**THE PROBLEM**
Find the word "this" in the data. Return every line where it appears.

_____

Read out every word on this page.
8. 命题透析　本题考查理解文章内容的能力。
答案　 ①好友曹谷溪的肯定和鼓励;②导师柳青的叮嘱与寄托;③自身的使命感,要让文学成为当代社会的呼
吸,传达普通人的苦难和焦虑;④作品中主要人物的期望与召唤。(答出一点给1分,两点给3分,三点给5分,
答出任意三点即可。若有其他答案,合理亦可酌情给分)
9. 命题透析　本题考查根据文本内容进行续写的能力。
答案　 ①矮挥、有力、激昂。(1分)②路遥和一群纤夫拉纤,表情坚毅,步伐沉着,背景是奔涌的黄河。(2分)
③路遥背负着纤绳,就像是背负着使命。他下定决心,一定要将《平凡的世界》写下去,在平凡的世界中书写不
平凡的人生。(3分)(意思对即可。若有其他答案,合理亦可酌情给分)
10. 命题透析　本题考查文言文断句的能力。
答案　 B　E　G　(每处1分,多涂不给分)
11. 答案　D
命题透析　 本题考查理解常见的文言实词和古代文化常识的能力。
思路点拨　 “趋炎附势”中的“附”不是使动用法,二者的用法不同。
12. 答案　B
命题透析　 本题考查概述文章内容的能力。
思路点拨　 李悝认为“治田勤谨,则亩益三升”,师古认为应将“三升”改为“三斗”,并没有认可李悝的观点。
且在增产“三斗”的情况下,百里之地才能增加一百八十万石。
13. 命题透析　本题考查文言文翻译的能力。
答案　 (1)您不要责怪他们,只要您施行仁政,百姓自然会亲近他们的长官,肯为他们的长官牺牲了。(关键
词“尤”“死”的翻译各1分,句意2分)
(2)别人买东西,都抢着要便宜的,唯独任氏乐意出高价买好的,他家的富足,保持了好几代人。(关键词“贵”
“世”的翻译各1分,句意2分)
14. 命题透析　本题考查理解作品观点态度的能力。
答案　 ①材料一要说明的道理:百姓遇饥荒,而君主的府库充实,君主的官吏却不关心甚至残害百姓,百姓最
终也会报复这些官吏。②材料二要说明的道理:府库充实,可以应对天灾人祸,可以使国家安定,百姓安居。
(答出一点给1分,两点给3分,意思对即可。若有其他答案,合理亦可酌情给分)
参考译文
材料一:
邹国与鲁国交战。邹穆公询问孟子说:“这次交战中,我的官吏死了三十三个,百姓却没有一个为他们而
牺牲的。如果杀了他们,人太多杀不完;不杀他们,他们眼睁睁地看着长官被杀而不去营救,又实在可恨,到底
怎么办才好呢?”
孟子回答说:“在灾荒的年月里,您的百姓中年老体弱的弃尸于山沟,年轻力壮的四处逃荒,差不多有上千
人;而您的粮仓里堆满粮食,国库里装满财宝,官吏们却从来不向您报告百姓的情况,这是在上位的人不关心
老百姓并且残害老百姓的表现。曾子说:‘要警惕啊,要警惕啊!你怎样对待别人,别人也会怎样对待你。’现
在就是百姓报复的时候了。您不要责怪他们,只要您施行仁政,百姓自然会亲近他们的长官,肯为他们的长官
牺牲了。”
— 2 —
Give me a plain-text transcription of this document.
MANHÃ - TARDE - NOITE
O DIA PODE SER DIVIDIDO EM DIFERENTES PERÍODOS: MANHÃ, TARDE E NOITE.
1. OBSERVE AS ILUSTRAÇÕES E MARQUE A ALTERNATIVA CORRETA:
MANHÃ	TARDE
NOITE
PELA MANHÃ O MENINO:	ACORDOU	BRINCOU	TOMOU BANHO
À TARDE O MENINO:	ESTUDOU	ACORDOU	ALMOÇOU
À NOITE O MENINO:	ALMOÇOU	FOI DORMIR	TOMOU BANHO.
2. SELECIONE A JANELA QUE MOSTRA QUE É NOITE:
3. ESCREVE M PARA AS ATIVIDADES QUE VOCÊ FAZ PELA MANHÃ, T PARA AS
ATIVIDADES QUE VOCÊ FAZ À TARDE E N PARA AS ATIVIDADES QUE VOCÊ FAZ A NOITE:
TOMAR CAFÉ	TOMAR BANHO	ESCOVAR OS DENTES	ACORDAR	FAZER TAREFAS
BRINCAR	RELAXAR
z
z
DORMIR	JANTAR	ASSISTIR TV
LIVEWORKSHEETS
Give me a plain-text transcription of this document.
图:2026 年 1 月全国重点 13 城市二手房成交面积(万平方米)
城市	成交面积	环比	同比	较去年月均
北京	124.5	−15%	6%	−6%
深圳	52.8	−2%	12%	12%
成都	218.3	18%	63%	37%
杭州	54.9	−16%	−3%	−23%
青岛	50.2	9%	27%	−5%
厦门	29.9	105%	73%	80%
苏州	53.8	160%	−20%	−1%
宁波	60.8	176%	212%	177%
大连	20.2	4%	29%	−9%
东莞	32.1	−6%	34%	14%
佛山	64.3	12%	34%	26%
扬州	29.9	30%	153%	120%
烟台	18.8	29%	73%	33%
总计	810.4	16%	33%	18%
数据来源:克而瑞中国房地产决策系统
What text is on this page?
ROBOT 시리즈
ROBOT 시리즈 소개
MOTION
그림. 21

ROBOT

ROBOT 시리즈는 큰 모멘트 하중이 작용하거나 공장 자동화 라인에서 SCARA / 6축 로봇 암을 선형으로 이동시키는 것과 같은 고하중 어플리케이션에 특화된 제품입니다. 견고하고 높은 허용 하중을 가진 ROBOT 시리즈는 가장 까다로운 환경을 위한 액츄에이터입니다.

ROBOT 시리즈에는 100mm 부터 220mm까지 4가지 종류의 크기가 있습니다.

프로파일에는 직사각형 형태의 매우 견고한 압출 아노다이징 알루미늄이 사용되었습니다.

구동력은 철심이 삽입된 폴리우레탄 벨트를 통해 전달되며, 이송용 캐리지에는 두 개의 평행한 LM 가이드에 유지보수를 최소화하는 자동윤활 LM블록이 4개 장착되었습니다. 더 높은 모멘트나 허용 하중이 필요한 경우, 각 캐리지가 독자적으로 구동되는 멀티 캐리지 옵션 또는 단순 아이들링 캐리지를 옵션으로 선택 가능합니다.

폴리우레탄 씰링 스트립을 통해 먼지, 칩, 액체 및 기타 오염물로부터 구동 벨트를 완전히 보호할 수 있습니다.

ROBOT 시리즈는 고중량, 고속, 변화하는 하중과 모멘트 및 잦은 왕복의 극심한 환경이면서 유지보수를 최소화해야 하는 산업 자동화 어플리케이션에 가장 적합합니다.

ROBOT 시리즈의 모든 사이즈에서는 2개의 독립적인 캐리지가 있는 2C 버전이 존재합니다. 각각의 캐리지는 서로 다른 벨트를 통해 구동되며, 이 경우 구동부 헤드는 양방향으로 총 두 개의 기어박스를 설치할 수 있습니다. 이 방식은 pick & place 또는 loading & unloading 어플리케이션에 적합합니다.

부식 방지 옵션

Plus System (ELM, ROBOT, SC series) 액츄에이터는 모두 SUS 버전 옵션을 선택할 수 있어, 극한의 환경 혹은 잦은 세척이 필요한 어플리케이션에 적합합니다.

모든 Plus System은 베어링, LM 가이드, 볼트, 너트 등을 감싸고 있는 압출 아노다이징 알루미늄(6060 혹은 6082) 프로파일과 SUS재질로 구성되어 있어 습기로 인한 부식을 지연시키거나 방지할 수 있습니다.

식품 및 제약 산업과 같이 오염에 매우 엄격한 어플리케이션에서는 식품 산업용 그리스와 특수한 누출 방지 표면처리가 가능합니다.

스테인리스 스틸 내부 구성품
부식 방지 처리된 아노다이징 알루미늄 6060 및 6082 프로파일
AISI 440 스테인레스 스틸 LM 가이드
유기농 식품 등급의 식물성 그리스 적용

_____

**FINISHED ANSWER**
Read out every word on this page.
Give me a plain-text transcription of this document.
Give me a plain-text transcription of this document.
What text is on this page?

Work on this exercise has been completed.